-- DATA SHOWN --
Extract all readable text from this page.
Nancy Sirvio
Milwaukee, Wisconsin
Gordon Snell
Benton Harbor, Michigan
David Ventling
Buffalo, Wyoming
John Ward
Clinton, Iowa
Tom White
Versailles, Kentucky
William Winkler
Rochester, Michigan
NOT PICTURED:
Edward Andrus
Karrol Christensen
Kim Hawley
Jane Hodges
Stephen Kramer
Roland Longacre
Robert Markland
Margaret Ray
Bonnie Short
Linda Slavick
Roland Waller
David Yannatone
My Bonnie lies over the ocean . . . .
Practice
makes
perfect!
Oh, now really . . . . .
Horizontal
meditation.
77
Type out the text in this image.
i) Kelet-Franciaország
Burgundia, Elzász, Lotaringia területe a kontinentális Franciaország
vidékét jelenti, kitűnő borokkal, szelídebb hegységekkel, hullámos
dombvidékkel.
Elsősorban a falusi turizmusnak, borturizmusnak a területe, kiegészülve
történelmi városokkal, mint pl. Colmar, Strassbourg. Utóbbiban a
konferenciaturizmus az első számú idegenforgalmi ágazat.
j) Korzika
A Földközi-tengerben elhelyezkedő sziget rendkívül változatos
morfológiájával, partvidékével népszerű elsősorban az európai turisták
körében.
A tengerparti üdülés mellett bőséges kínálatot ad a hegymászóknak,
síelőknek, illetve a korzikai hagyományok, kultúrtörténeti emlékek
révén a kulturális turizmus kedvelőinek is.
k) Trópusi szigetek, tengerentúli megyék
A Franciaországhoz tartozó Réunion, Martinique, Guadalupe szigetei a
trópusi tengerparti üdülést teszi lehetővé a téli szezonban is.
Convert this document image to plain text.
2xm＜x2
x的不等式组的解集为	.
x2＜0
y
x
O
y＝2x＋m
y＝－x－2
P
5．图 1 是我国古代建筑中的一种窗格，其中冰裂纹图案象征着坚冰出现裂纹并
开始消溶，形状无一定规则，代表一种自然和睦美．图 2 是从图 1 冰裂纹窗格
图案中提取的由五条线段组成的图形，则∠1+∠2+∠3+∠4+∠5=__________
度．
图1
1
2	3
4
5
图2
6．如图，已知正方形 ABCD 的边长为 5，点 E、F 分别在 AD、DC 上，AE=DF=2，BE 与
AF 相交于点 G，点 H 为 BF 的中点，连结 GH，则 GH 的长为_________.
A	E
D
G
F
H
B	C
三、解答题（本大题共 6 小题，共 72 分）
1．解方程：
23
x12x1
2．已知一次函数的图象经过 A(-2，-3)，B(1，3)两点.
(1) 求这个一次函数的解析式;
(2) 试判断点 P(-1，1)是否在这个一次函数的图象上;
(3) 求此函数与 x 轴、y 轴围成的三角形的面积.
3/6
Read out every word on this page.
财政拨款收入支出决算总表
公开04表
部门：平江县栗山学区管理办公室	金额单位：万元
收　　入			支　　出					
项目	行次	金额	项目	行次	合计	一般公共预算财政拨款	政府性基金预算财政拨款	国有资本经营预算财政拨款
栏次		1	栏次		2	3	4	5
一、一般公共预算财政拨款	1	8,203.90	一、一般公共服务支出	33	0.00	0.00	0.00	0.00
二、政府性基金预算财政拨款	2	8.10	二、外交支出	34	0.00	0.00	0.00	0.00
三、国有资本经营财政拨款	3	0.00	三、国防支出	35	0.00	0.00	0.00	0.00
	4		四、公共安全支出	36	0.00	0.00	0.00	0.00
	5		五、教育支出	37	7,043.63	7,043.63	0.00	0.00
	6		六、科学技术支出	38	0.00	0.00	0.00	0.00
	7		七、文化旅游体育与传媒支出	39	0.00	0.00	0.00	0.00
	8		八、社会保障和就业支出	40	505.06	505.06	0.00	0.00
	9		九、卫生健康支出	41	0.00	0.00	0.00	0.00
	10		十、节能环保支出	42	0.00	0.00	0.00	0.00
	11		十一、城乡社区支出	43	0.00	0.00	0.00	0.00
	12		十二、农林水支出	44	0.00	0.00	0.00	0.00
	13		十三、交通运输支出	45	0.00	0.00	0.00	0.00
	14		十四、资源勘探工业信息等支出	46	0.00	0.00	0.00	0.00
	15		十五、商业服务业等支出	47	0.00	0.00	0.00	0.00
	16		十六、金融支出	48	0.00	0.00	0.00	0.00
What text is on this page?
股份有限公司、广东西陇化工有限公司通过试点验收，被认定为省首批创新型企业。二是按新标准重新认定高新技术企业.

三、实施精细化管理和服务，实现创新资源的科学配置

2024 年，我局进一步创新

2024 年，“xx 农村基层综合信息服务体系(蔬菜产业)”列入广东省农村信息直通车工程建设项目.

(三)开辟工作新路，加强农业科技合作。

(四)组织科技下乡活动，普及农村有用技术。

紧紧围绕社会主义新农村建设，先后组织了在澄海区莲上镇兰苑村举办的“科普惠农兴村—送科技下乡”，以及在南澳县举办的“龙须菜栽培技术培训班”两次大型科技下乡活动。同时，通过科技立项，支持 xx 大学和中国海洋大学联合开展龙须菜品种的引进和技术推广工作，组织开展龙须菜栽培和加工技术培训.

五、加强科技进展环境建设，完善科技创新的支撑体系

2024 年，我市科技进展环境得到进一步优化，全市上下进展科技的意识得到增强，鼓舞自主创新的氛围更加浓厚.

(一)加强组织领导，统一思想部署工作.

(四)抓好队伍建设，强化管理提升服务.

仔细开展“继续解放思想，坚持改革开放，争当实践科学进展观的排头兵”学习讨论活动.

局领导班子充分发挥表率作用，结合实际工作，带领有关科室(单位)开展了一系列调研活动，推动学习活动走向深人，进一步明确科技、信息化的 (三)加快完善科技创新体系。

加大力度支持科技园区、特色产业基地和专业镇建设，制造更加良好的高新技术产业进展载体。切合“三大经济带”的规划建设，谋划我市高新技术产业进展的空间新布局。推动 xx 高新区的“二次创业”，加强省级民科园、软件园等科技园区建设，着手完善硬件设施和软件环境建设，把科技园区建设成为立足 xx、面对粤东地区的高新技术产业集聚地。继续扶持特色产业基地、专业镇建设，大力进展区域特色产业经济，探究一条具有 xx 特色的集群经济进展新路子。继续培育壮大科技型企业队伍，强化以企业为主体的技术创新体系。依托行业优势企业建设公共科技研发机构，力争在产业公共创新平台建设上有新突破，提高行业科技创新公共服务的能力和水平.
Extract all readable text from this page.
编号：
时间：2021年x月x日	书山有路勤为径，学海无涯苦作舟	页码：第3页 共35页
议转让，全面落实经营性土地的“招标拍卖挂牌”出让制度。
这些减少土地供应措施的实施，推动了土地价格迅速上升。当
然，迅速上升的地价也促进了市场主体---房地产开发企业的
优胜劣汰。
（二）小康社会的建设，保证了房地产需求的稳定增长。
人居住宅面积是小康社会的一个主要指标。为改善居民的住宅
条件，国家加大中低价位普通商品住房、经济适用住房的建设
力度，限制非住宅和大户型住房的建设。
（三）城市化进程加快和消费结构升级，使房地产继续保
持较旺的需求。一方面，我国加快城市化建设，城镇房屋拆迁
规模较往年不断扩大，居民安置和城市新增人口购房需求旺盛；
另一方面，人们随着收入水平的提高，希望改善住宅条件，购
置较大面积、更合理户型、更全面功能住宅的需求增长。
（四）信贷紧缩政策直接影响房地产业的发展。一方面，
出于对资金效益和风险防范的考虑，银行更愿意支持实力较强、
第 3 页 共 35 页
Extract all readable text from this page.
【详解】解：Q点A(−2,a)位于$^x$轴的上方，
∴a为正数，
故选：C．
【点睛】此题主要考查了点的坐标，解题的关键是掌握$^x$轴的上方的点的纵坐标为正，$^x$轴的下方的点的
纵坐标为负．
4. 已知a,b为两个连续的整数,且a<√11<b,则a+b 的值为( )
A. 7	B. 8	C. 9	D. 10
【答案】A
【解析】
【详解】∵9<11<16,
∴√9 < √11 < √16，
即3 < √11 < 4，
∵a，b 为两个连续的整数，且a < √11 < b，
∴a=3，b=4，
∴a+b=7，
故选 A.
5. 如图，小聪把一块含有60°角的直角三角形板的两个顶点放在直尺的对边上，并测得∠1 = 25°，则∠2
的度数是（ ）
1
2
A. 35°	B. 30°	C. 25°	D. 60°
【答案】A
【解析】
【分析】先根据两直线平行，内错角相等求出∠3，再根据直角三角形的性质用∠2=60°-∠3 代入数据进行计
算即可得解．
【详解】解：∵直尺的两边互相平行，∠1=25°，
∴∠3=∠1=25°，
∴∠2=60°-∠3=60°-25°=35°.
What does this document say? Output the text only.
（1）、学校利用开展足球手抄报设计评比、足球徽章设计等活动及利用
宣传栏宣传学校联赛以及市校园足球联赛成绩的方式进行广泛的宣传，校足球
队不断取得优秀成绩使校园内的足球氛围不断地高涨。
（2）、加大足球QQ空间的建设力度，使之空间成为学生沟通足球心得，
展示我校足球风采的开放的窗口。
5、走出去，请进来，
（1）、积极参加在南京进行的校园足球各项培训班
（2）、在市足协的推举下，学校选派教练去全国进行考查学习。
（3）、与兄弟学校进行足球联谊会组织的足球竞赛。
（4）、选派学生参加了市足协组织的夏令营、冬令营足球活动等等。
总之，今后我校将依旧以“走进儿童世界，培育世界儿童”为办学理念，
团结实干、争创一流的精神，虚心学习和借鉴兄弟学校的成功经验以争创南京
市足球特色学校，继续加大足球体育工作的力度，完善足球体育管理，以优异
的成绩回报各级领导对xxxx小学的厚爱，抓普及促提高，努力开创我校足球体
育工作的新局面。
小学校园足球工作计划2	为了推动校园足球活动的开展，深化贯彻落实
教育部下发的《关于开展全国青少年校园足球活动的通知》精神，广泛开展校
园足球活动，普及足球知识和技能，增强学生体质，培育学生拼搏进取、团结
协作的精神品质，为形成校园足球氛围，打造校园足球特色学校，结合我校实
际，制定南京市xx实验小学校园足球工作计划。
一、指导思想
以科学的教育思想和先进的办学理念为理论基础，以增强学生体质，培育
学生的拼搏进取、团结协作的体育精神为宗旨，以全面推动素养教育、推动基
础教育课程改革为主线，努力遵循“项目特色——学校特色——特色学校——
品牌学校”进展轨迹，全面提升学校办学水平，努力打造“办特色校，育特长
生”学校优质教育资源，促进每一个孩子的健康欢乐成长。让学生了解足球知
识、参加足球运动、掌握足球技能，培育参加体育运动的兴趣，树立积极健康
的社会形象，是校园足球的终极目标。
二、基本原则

-- WORK INSTRUCTIONS --
Say how many lines include the word "területe"; reply with the number alone.

-- RESPONSE BELOW --
2